— START PROVIDED DATA —

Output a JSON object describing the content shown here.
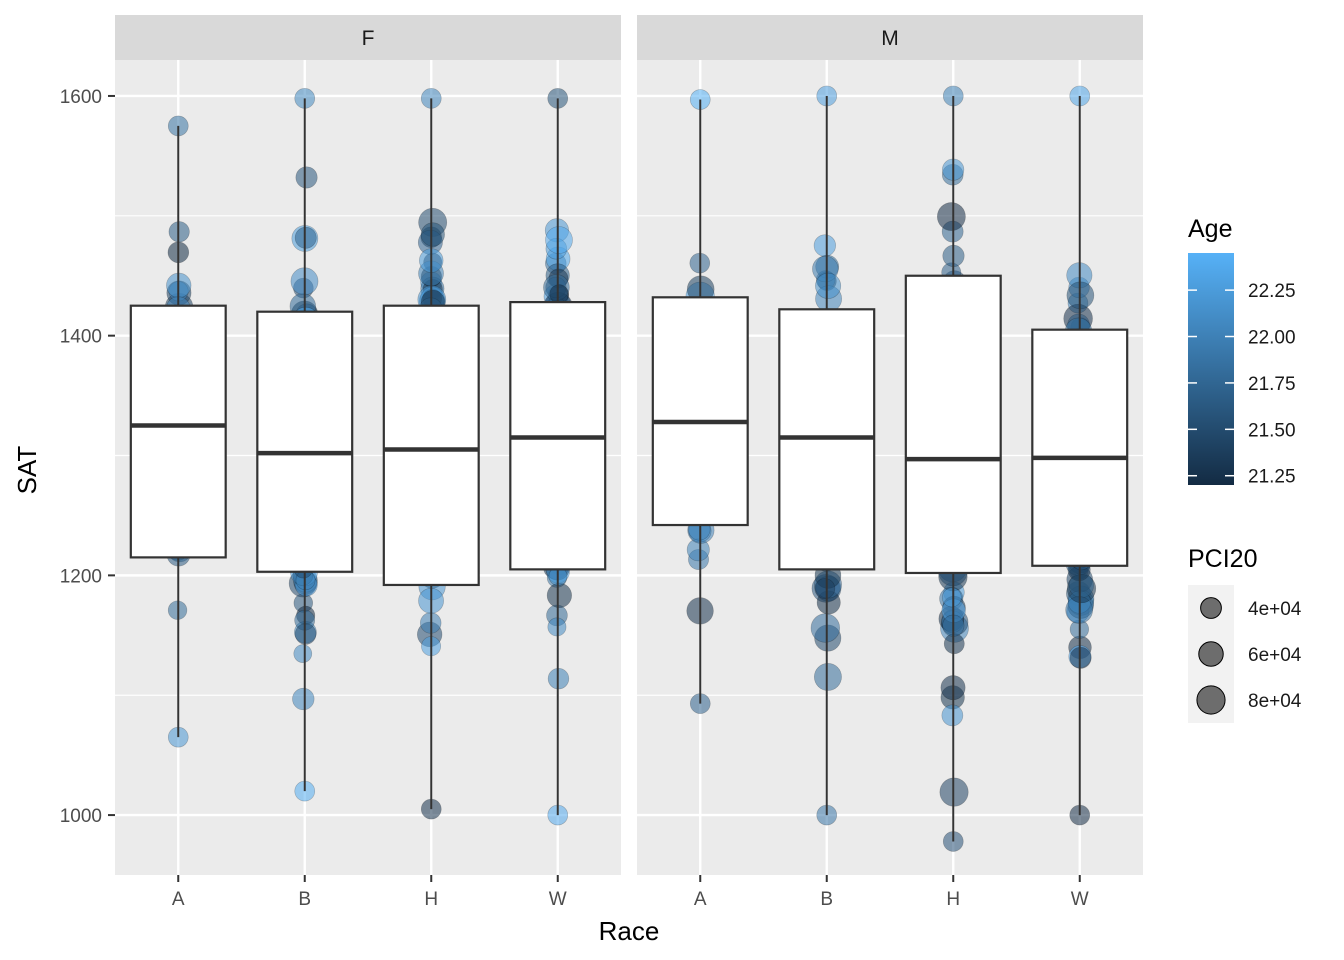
{
  "chart_data": {
    "type": "box",
    "facet_labels": [
      "F",
      "M"
    ],
    "xlabel": "Race",
    "ylabel": "SAT",
    "categories": [
      "A",
      "B",
      "H",
      "W"
    ],
    "ylim": [
      950,
      1630
    ],
    "yticks": [
      1000,
      1200,
      1400,
      1600
    ],
    "grid": true,
    "legend_position": "right",
    "point_color_low": "#132B43",
    "point_color_high": "#56B1F7",
    "panel_background": "#EBEBEB",
    "strip_background": "#D9D9D9",
    "boxes": [
      {
        "facet": "F",
        "race": "A",
        "q1": 1215,
        "median": 1325,
        "q3": 1425,
        "whisker_low": 1065,
        "whisker_high": 1575
      },
      {
        "facet": "F",
        "race": "B",
        "q1": 1203,
        "median": 1302,
        "q3": 1420,
        "whisker_low": 1020,
        "whisker_high": 1598
      },
      {
        "facet": "F",
        "race": "H",
        "q1": 1192,
        "median": 1305,
        "q3": 1425,
        "whisker_low": 1005,
        "whisker_high": 1598
      },
      {
        "facet": "F",
        "race": "W",
        "q1": 1205,
        "median": 1315,
        "q3": 1428,
        "whisker_low": 1000,
        "whisker_high": 1598
      },
      {
        "facet": "M",
        "race": "A",
        "q1": 1242,
        "median": 1328,
        "q3": 1432,
        "whisker_low": 1093,
        "whisker_high": 1597
      },
      {
        "facet": "M",
        "race": "B",
        "q1": 1205,
        "median": 1315,
        "q3": 1422,
        "whisker_low": 1000,
        "whisker_high": 1600
      },
      {
        "facet": "M",
        "race": "H",
        "q1": 1202,
        "median": 1297,
        "q3": 1450,
        "whisker_low": 978,
        "whisker_high": 1600
      },
      {
        "facet": "M",
        "race": "W",
        "q1": 1208,
        "median": 1298,
        "q3": 1405,
        "whisker_low": 1000,
        "whisker_high": 1600
      }
    ],
    "legend_age": {
      "title": "Age",
      "min": 21.2,
      "max": 22.45,
      "breaks": [
        21.25,
        21.5,
        21.75,
        22.0,
        22.25
      ],
      "labels": [
        "21.25",
        "21.50",
        "21.75",
        "22.00",
        "22.25"
      ]
    },
    "legend_pci": {
      "title": "PCI20",
      "breaks": [
        40000,
        60000,
        80000
      ],
      "labels": [
        "4e+04",
        "6e+04",
        "8e+04"
      ]
    }
  }
}
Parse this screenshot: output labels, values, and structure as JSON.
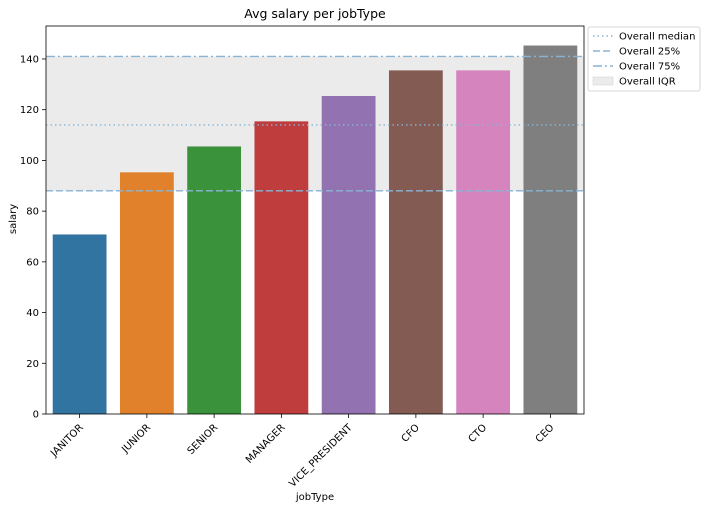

— END PROVIDED DATA —

• _THE REQUEST_
Without the pictures, write out all of the material exactly.

• _EXPECTED ANSWER_
Output a JSON object describing the content shown here.
{
  "chart_data": {
    "type": "box",
    "facet_labels": [
      "F",
      "M"
    ],
    "xlabel": "Race",
    "ylabel": "SAT",
    "categories": [
      "A",
      "B",
      "H",
      "W"
    ],
    "ylim": [
      950,
      1630
    ],
    "yticks": [
      1000,
      1200,
      1400,
      1600
    ],
    "grid": true,
    "legend_position": "right",
    "point_color_low": "#132B43",
    "point_color_high": "#56B1F7",
    "panel_background": "#EBEBEB",
    "strip_background": "#D9D9D9",
    "boxes": [
      {
        "facet": "F",
        "race": "A",
        "q1": 1215,
        "median": 1325,
        "q3": 1425,
        "whisker_low": 1065,
        "whisker_high": 1575
      },
      {
        "facet": "F",
        "race": "B",
        "q1": 1203,
        "median": 1302,
        "q3": 1420,
        "whisker_low": 1020,
        "whisker_high": 1598
      },
      {
        "facet": "F",
        "race": "H",
        "q1": 1192,
        "median": 1305,
        "q3": 1425,
        "whisker_low": 1005,
        "whisker_high": 1598
      },
      {
        "facet": "F",
        "race": "W",
        "q1": 1205,
        "median": 1315,
        "q3": 1428,
        "whisker_low": 1000,
        "whisker_high": 1598
      },
      {
        "facet": "M",
        "race": "A",
        "q1": 1242,
        "median": 1328,
        "q3": 1432,
        "whisker_low": 1093,
        "whisker_high": 1597
      },
      {
        "facet": "M",
        "race": "B",
        "q1": 1205,
        "median": 1315,
        "q3": 1422,
        "whisker_low": 1000,
        "whisker_high": 1600
      },
      {
        "facet": "M",
        "race": "H",
        "q1": 1202,
        "median": 1297,
        "q3": 1450,
        "whisker_low": 978,
        "whisker_high": 1600
      },
      {
        "facet": "M",
        "race": "W",
        "q1": 1208,
        "median": 1298,
        "q3": 1405,
        "whisker_low": 1000,
        "whisker_high": 1600
      }
    ],
    "legend_age": {
      "title": "Age",
      "min": 21.2,
      "max": 22.45,
      "breaks": [
        21.25,
        21.5,
        21.75,
        22.0,
        22.25
      ],
      "labels": [
        "21.25",
        "21.50",
        "21.75",
        "22.00",
        "22.25"
      ]
    },
    "legend_pci": {
      "title": "PCI20",
      "breaks": [
        40000,
        60000,
        80000
      ],
      "labels": [
        "4e+04",
        "6e+04",
        "8e+04"
      ]
    }
  }
}
Parse this screenshot: output labels, values, and structure as JSON.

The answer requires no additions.